=== WORK TO COMPLETE ===
Select and copy out every line in the records containing "xlabel".

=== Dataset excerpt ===
════
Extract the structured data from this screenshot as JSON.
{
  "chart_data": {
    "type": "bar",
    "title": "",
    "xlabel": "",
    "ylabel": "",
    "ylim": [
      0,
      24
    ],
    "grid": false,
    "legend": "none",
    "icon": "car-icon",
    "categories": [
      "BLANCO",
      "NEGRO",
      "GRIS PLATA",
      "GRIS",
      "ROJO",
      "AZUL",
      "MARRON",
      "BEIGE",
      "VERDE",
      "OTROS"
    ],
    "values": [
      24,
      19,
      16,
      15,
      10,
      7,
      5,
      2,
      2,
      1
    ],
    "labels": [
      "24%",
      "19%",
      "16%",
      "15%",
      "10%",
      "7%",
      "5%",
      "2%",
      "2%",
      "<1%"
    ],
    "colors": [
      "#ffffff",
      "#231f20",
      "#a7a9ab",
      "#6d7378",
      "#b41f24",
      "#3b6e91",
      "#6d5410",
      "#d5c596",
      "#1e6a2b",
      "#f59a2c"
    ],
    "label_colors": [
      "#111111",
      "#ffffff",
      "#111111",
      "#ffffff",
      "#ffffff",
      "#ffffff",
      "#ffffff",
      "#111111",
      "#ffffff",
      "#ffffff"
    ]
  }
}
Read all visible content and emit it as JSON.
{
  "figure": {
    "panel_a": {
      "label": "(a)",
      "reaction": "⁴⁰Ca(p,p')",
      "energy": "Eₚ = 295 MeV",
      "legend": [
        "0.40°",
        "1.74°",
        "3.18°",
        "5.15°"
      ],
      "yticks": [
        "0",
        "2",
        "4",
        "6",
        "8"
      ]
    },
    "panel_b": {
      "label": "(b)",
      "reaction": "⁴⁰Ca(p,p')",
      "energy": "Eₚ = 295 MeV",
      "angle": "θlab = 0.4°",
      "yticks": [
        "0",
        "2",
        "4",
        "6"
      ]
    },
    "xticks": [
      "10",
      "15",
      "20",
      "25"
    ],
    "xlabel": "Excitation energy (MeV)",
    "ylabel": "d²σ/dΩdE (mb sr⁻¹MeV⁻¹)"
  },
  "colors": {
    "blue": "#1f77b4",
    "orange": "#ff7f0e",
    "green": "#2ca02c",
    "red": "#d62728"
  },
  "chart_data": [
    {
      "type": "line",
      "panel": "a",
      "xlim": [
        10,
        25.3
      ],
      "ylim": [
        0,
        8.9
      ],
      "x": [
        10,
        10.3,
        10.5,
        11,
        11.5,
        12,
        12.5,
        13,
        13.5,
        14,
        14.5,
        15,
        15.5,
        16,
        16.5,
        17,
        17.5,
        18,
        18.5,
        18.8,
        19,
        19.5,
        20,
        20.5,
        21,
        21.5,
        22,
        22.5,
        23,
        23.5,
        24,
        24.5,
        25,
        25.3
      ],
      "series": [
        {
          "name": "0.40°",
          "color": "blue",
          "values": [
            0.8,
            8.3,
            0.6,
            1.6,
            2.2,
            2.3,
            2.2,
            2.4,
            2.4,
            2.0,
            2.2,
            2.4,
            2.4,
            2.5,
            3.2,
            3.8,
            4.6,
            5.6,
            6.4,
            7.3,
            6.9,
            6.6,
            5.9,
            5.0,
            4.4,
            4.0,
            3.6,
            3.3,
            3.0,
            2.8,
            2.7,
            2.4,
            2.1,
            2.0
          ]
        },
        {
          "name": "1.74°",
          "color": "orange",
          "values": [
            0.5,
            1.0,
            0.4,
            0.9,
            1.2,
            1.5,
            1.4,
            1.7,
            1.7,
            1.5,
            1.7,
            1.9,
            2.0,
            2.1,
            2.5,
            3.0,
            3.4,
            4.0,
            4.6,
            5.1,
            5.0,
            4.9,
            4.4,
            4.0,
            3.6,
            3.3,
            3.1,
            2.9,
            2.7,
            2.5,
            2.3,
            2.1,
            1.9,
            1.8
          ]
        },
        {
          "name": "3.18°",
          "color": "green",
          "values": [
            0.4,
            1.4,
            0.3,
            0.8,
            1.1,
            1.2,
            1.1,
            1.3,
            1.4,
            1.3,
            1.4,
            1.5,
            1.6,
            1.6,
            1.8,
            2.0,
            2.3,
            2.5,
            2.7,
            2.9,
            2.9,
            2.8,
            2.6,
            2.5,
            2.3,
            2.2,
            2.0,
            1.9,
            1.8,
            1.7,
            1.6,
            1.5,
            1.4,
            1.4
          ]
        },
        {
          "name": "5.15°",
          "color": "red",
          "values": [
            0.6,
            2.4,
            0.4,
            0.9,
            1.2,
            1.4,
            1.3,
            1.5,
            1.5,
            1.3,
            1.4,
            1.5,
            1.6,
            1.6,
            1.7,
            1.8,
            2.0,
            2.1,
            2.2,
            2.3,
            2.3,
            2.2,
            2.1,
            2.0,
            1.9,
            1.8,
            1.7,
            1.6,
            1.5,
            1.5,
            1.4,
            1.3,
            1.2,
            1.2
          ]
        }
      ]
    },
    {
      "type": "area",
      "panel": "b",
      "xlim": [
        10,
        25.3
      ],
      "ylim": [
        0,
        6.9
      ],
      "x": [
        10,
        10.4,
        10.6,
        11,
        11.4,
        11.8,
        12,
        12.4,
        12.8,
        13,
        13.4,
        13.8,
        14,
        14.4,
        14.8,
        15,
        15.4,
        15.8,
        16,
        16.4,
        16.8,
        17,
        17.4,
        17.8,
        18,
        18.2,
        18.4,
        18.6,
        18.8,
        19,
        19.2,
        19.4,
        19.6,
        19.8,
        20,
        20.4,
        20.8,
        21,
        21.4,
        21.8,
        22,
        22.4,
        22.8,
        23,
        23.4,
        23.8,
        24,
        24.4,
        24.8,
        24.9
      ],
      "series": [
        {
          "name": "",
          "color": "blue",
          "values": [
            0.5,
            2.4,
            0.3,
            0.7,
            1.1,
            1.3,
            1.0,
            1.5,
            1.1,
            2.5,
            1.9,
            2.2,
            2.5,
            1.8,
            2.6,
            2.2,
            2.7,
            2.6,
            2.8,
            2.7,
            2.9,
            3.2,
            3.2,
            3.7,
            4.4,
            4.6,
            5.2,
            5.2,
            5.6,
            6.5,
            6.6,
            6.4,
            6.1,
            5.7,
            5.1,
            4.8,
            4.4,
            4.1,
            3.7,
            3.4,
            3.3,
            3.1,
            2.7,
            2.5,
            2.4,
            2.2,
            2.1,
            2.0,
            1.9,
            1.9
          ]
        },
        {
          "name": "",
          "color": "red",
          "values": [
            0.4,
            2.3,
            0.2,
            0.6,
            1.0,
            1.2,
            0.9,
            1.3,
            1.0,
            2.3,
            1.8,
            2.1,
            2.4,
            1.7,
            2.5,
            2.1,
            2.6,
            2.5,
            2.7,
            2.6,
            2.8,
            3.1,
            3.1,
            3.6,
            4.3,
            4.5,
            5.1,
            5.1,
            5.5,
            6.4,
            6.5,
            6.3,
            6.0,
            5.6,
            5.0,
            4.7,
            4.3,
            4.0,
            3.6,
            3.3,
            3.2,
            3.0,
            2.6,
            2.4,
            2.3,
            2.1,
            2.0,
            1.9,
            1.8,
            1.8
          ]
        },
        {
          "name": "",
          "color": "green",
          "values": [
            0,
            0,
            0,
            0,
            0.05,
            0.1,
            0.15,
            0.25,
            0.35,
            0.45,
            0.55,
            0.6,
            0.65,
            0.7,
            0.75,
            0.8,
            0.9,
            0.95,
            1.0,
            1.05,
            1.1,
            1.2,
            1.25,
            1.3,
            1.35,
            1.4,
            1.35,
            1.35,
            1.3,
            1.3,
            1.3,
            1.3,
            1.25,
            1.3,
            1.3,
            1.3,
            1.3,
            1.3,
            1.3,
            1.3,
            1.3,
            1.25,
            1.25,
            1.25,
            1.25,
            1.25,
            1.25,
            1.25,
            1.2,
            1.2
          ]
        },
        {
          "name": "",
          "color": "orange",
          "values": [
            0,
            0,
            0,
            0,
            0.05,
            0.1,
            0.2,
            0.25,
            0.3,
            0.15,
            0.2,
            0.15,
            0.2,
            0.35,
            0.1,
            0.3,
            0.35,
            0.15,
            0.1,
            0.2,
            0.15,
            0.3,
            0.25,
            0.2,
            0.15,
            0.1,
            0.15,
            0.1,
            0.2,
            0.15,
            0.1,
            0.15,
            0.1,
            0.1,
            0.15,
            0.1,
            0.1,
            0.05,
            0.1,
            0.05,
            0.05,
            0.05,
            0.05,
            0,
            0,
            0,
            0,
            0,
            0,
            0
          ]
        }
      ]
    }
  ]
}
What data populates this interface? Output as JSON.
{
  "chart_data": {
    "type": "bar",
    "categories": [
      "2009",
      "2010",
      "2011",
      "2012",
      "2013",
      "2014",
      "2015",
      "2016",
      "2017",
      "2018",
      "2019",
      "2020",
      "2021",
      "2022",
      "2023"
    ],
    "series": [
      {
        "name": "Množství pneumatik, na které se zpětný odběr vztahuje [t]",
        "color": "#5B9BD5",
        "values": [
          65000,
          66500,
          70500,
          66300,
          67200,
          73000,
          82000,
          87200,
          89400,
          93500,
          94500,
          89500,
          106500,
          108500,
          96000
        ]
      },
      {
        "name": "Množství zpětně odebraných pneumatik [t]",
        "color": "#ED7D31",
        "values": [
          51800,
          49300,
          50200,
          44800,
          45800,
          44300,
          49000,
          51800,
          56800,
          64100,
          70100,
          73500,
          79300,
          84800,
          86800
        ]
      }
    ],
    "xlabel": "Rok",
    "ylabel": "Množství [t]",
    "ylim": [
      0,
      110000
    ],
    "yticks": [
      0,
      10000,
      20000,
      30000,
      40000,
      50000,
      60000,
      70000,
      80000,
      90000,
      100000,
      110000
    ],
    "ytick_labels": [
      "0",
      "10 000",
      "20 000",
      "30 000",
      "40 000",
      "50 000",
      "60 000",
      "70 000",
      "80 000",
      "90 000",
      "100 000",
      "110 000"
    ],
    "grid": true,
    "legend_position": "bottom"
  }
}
════
=== RESPONSE ===
    "xlabel": "",
    "xlabel": "Excitation energy (MeV)",
    "xlabel": "Rok",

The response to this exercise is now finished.